Dataset items
==================================================

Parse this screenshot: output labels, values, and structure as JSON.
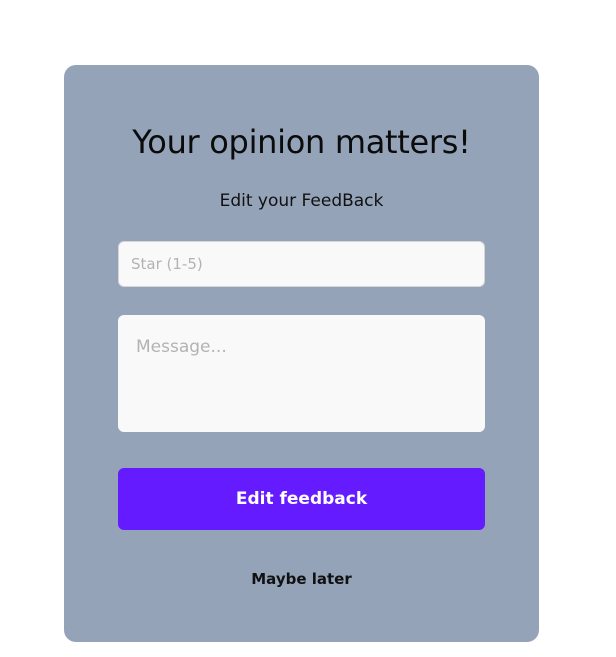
{
  "feedback_card": {
    "title": "Your opinion matters!",
    "subtitle": "Edit your FeedBack",
    "star_input": {
      "value": "",
      "placeholder": "Star (1-5)"
    },
    "message_input": {
      "value": "",
      "placeholder": "Message..."
    },
    "submit_label": "Edit feedback",
    "later_label": "Maybe later"
  },
  "colors": {
    "card_background": "#94a3b8",
    "button_background": "#651bff",
    "button_text": "#ffffff",
    "input_background": "#f9f9f9"
  }
}
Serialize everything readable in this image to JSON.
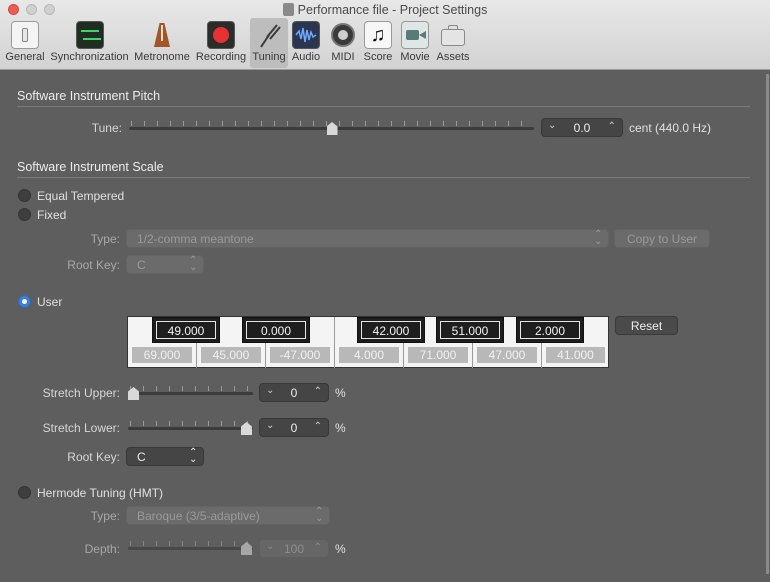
{
  "window": {
    "title": "Performance file - Project Settings"
  },
  "toolbar": {
    "items": [
      {
        "label": "General"
      },
      {
        "label": "Synchronization"
      },
      {
        "label": "Metronome"
      },
      {
        "label": "Recording"
      },
      {
        "label": "Tuning"
      },
      {
        "label": "Audio"
      },
      {
        "label": "MIDI"
      },
      {
        "label": "Score"
      },
      {
        "label": "Movie"
      },
      {
        "label": "Assets"
      }
    ],
    "selected": "Tuning"
  },
  "pitch": {
    "section_title": "Software Instrument Pitch",
    "tune_label": "Tune:",
    "tune_value": "0.0",
    "tune_unit": "cent  (440.0 Hz)"
  },
  "scale": {
    "section_title": "Software Instrument Scale",
    "equal_tempered_label": "Equal Tempered",
    "fixed_label": "Fixed",
    "type_label": "Type:",
    "type_value": "1/2-comma meantone",
    "copy_to_user_label": "Copy to User",
    "root_key_label": "Root Key:",
    "root_key_value": "C",
    "user_label": "User",
    "selected_mode": "User",
    "white_keys": [
      "69.000",
      "45.000",
      "-47.000",
      "4.000",
      "71.000",
      "47.000",
      "41.000"
    ],
    "black_keys": [
      "49.000",
      "0.000",
      "42.000",
      "51.000",
      "2.000"
    ],
    "reset_label": "Reset",
    "stretch_upper_label": "Stretch Upper:",
    "stretch_upper_value": "0",
    "stretch_lower_label": "Stretch Lower:",
    "stretch_lower_value": "0",
    "percent": "%",
    "user_root_key_label": "Root Key:",
    "user_root_key_value": "C"
  },
  "hermode": {
    "label": "Hermode Tuning (HMT)",
    "type_label": "Type:",
    "type_value": "Baroque (3/5-adaptive)",
    "depth_label": "Depth:",
    "depth_value": "100",
    "percent": "%"
  }
}
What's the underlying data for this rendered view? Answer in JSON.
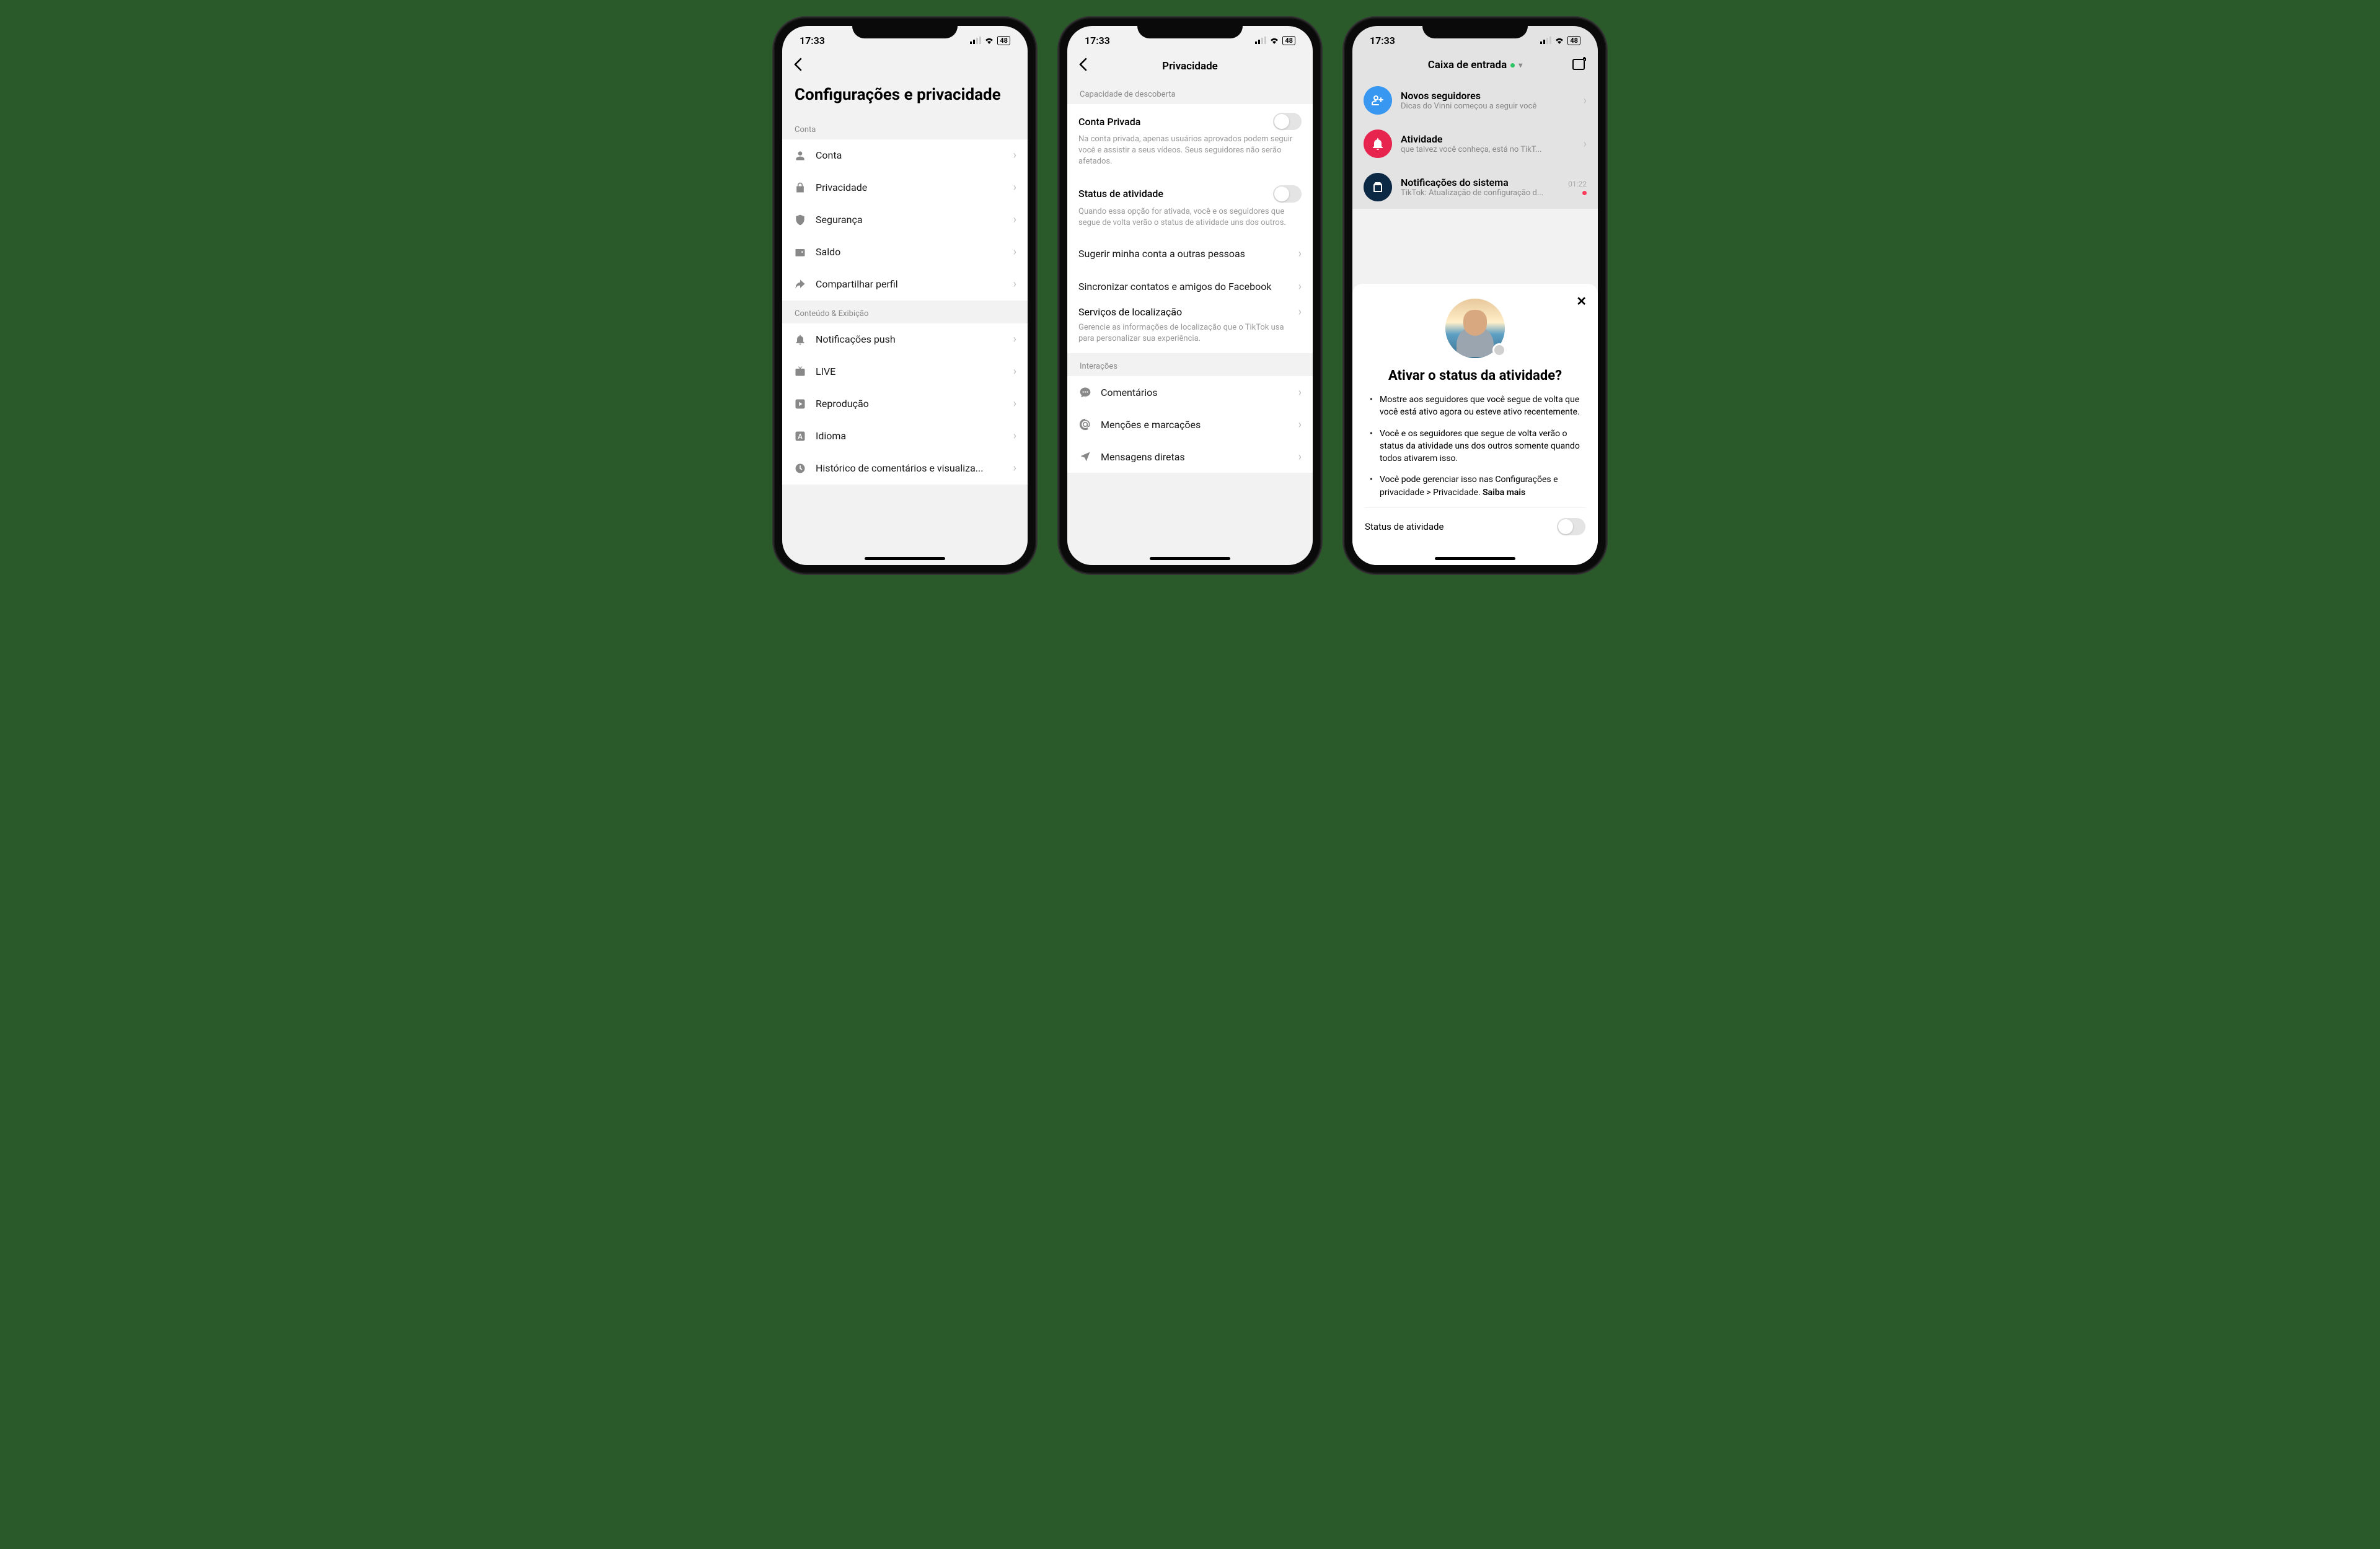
{
  "status": {
    "time": "17:33",
    "battery": "48"
  },
  "phone1": {
    "title": "Configurações e privacidade",
    "section1": "Conta",
    "items1": [
      {
        "label": "Conta"
      },
      {
        "label": "Privacidade"
      },
      {
        "label": "Segurança"
      },
      {
        "label": "Saldo"
      },
      {
        "label": "Compartilhar perfil"
      }
    ],
    "section2": "Conteúdo & Exibição",
    "items2": [
      {
        "label": "Notificações push"
      },
      {
        "label": "LIVE"
      },
      {
        "label": "Reprodução"
      },
      {
        "label": "Idioma"
      },
      {
        "label": "Histórico de comentários e visualiza..."
      }
    ]
  },
  "phone2": {
    "title": "Privacidade",
    "section1": "Capacidade de descoberta",
    "private": {
      "label": "Conta Privada",
      "desc": "Na conta privada, apenas usuários aprovados podem seguir você e assistir a seus vídeos. Seus seguidores não serão afetados."
    },
    "activity": {
      "label": "Status de atividade",
      "desc": "Quando essa opção for ativada, você e os seguidores que segue de volta verão o status de atividade uns dos outros."
    },
    "suggest": "Sugerir minha conta a outras pessoas",
    "sync": "Sincronizar contatos e amigos do Facebook",
    "location": {
      "label": "Serviços de localização",
      "desc": "Gerencie as informações de localização que o TikTok usa para personalizar sua experiência."
    },
    "section2": "Interações",
    "interactions": [
      {
        "label": "Comentários"
      },
      {
        "label": "Menções e marcações"
      },
      {
        "label": "Mensagens diretas"
      }
    ]
  },
  "phone3": {
    "inbox_title": "Caixa de entrada",
    "rows": [
      {
        "title": "Novos seguidores",
        "sub": "Dicas do Vinni começou a seguir você"
      },
      {
        "title": "Atividade",
        "sub": "que talvez você conheça, está no TikT..."
      },
      {
        "title": "Notificações do sistema",
        "sub": "TikTok: Atualização de configuração d...",
        "time": "01:22"
      }
    ],
    "sheet": {
      "title": "Ativar o status da atividade?",
      "bullets": [
        "Mostre aos seguidores que você segue de volta que você está ativo agora ou esteve ativo recentemente.",
        "Você e os seguidores que segue de volta verão o status da atividade uns dos outros somente quando todos ativarem isso.",
        "Você pode gerenciar isso nas Configurações e privacidade > Privacidade. "
      ],
      "learn_more": "Saiba mais",
      "toggle_label": "Status de atividade"
    }
  }
}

==================================================

Copy each line in full and exactly, omitting any picture.

#### CORRECT OUTPUT
Parse this screenshot: output labels, values, and structure as JSON.
{
  "feedback_card": {
    "title": "Your opinion matters!",
    "subtitle": "Edit your FeedBack",
    "star_input": {
      "value": "",
      "placeholder": "Star (1-5)"
    },
    "message_input": {
      "value": "",
      "placeholder": "Message..."
    },
    "submit_label": "Edit feedback",
    "later_label": "Maybe later"
  },
  "colors": {
    "card_background": "#94a3b8",
    "button_background": "#651bff",
    "button_text": "#ffffff",
    "input_background": "#f9f9f9"
  }
}
Serialize everything readable in this image to JSON.
{
  "window": {
    "title": "Performance file - Project Settings"
  },
  "toolbar": {
    "items": [
      {
        "label": "General"
      },
      {
        "label": "Synchronization"
      },
      {
        "label": "Metronome"
      },
      {
        "label": "Recording"
      },
      {
        "label": "Tuning"
      },
      {
        "label": "Audio"
      },
      {
        "label": "MIDI"
      },
      {
        "label": "Score"
      },
      {
        "label": "Movie"
      },
      {
        "label": "Assets"
      }
    ],
    "selected": "Tuning"
  },
  "pitch": {
    "section_title": "Software Instrument Pitch",
    "tune_label": "Tune:",
    "tune_value": "0.0",
    "tune_unit": "cent  (440.0 Hz)"
  },
  "scale": {
    "section_title": "Software Instrument Scale",
    "equal_tempered_label": "Equal Tempered",
    "fixed_label": "Fixed",
    "type_label": "Type:",
    "type_value": "1/2-comma meantone",
    "copy_to_user_label": "Copy to User",
    "root_key_label": "Root Key:",
    "root_key_value": "C",
    "user_label": "User",
    "selected_mode": "User",
    "white_keys": [
      "69.000",
      "45.000",
      "-47.000",
      "4.000",
      "71.000",
      "47.000",
      "41.000"
    ],
    "black_keys": [
      "49.000",
      "0.000",
      "42.000",
      "51.000",
      "2.000"
    ],
    "reset_label": "Reset",
    "stretch_upper_label": "Stretch Upper:",
    "stretch_upper_value": "0",
    "stretch_lower_label": "Stretch Lower:",
    "stretch_lower_value": "0",
    "percent": "%",
    "user_root_key_label": "Root Key:",
    "user_root_key_value": "C"
  },
  "hermode": {
    "label": "Hermode Tuning (HMT)",
    "type_label": "Type:",
    "type_value": "Baroque (3/5-adaptive)",
    "depth_label": "Depth:",
    "depth_value": "100",
    "percent": "%"
  }
}
What's the underlying data for this rendered view? Answer in JSON.
{
  "status": {
    "time": "17:33",
    "battery": "48"
  },
  "phone1": {
    "title": "Configurações e privacidade",
    "section1": "Conta",
    "items1": [
      {
        "label": "Conta"
      },
      {
        "label": "Privacidade"
      },
      {
        "label": "Segurança"
      },
      {
        "label": "Saldo"
      },
      {
        "label": "Compartilhar perfil"
      }
    ],
    "section2": "Conteúdo & Exibição",
    "items2": [
      {
        "label": "Notificações push"
      },
      {
        "label": "LIVE"
      },
      {
        "label": "Reprodução"
      },
      {
        "label": "Idioma"
      },
      {
        "label": "Histórico de comentários e visualiza..."
      }
    ]
  },
  "phone2": {
    "title": "Privacidade",
    "section1": "Capacidade de descoberta",
    "private": {
      "label": "Conta Privada",
      "desc": "Na conta privada, apenas usuários aprovados podem seguir você e assistir a seus vídeos. Seus seguidores não serão afetados."
    },
    "activity": {
      "label": "Status de atividade",
      "desc": "Quando essa opção for ativada, você e os seguidores que segue de volta verão o status de atividade uns dos outros."
    },
    "suggest": "Sugerir minha conta a outras pessoas",
    "sync": "Sincronizar contatos e amigos do Facebook",
    "location": {
      "label": "Serviços de localização",
      "desc": "Gerencie as informações de localização que o TikTok usa para personalizar sua experiência."
    },
    "section2": "Interações",
    "interactions": [
      {
        "label": "Comentários"
      },
      {
        "label": "Menções e marcações"
      },
      {
        "label": "Mensagens diretas"
      }
    ]
  },
  "phone3": {
    "inbox_title": "Caixa de entrada",
    "rows": [
      {
        "title": "Novos seguidores",
        "sub": "Dicas do Vinni começou a seguir você"
      },
      {
        "title": "Atividade",
        "sub": "que talvez você conheça, está no TikT..."
      },
      {
        "title": "Notificações do sistema",
        "sub": "TikTok: Atualização de configuração d...",
        "time": "01:22"
      }
    ],
    "sheet": {
      "title": "Ativar o status da atividade?",
      "bullets": [
        "Mostre aos seguidores que você segue de volta que você está ativo agora ou esteve ativo recentemente.",
        "Você e os seguidores que segue de volta verão o status da atividade uns dos outros somente quando todos ativarem isso.",
        "Você pode gerenciar isso nas Configurações e privacidade > Privacidade. "
      ],
      "learn_more": "Saiba mais",
      "toggle_label": "Status de atividade"
    }
  }
}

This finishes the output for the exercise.